# WHAT THIS TASK INVOLVES
Output the entries word for word. Omit images.
★ ★ ★ ★
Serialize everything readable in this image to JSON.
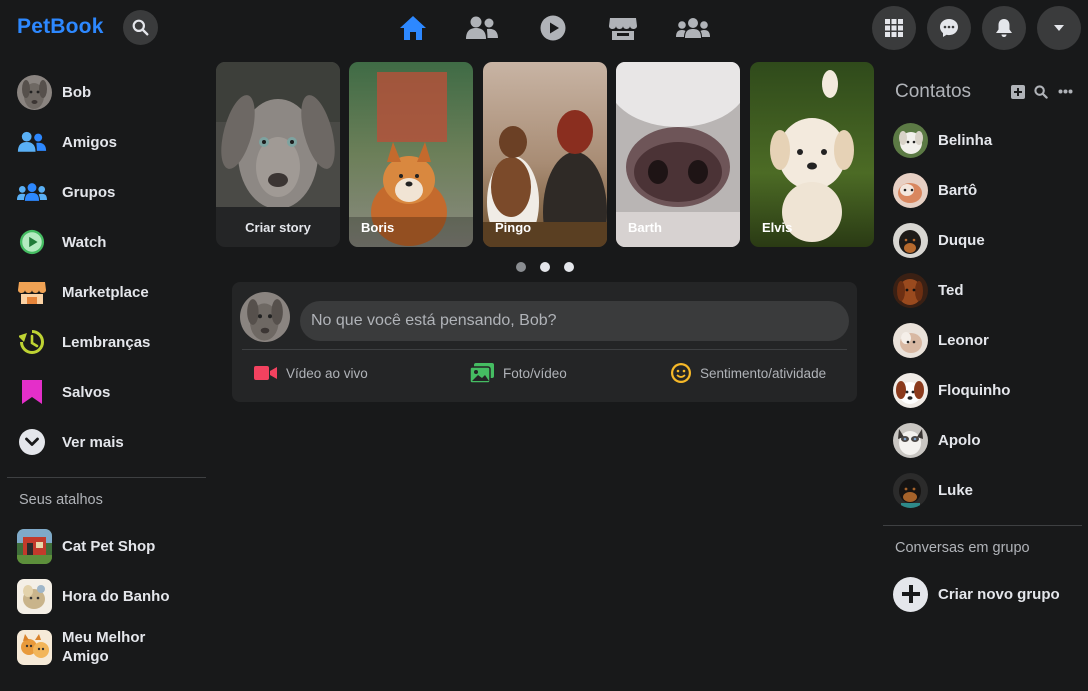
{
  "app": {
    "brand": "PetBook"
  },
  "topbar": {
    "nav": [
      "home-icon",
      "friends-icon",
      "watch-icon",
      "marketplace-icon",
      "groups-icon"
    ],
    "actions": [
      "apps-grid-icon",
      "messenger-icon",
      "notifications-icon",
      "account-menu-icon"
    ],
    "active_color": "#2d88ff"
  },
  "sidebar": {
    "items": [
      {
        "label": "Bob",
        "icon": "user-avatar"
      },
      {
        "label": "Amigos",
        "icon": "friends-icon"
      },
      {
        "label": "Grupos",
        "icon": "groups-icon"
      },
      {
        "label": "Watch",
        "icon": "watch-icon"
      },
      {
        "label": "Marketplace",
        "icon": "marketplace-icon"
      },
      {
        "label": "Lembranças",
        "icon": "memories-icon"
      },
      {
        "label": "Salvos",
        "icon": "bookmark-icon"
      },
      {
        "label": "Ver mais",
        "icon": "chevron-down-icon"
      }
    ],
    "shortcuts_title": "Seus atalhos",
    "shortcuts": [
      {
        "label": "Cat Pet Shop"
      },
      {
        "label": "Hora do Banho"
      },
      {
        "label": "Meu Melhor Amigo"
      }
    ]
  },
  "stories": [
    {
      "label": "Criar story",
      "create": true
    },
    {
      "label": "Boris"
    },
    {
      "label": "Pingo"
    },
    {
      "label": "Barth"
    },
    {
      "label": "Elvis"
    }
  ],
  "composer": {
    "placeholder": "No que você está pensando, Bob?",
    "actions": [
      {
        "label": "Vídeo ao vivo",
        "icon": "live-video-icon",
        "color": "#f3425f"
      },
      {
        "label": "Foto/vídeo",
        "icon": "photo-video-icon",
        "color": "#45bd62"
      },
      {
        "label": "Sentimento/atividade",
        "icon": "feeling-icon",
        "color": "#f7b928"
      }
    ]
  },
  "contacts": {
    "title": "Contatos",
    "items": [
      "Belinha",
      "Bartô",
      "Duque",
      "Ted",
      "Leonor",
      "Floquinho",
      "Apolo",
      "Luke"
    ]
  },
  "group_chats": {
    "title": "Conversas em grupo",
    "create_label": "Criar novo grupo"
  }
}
★ ★ ★ ★
# RESPONSE BELOW
Serialize everything readable in this image to JSON.
{
  "app": {
    "brand": "PetBook"
  },
  "topbar": {
    "nav": [
      "home-icon",
      "friends-icon",
      "watch-icon",
      "marketplace-icon",
      "groups-icon"
    ],
    "actions": [
      "apps-grid-icon",
      "messenger-icon",
      "notifications-icon",
      "account-menu-icon"
    ],
    "active_color": "#2d88ff"
  },
  "sidebar": {
    "items": [
      {
        "label": "Bob",
        "icon": "user-avatar"
      },
      {
        "label": "Amigos",
        "icon": "friends-icon"
      },
      {
        "label": "Grupos",
        "icon": "groups-icon"
      },
      {
        "label": "Watch",
        "icon": "watch-icon"
      },
      {
        "label": "Marketplace",
        "icon": "marketplace-icon"
      },
      {
        "label": "Lembranças",
        "icon": "memories-icon"
      },
      {
        "label": "Salvos",
        "icon": "bookmark-icon"
      },
      {
        "label": "Ver mais",
        "icon": "chevron-down-icon"
      }
    ],
    "shortcuts_title": "Seus atalhos",
    "shortcuts": [
      {
        "label": "Cat Pet Shop"
      },
      {
        "label": "Hora do Banho"
      },
      {
        "label": "Meu Melhor Amigo"
      }
    ]
  },
  "stories": [
    {
      "label": "Criar story",
      "create": true
    },
    {
      "label": "Boris"
    },
    {
      "label": "Pingo"
    },
    {
      "label": "Barth"
    },
    {
      "label": "Elvis"
    }
  ],
  "composer": {
    "placeholder": "No que você está pensando, Bob?",
    "actions": [
      {
        "label": "Vídeo ao vivo",
        "icon": "live-video-icon",
        "color": "#f3425f"
      },
      {
        "label": "Foto/vídeo",
        "icon": "photo-video-icon",
        "color": "#45bd62"
      },
      {
        "label": "Sentimento/atividade",
        "icon": "feeling-icon",
        "color": "#f7b928"
      }
    ]
  },
  "contacts": {
    "title": "Contatos",
    "items": [
      "Belinha",
      "Bartô",
      "Duque",
      "Ted",
      "Leonor",
      "Floquinho",
      "Apolo",
      "Luke"
    ]
  },
  "group_chats": {
    "title": "Conversas em grupo",
    "create_label": "Criar novo grupo"
  }
}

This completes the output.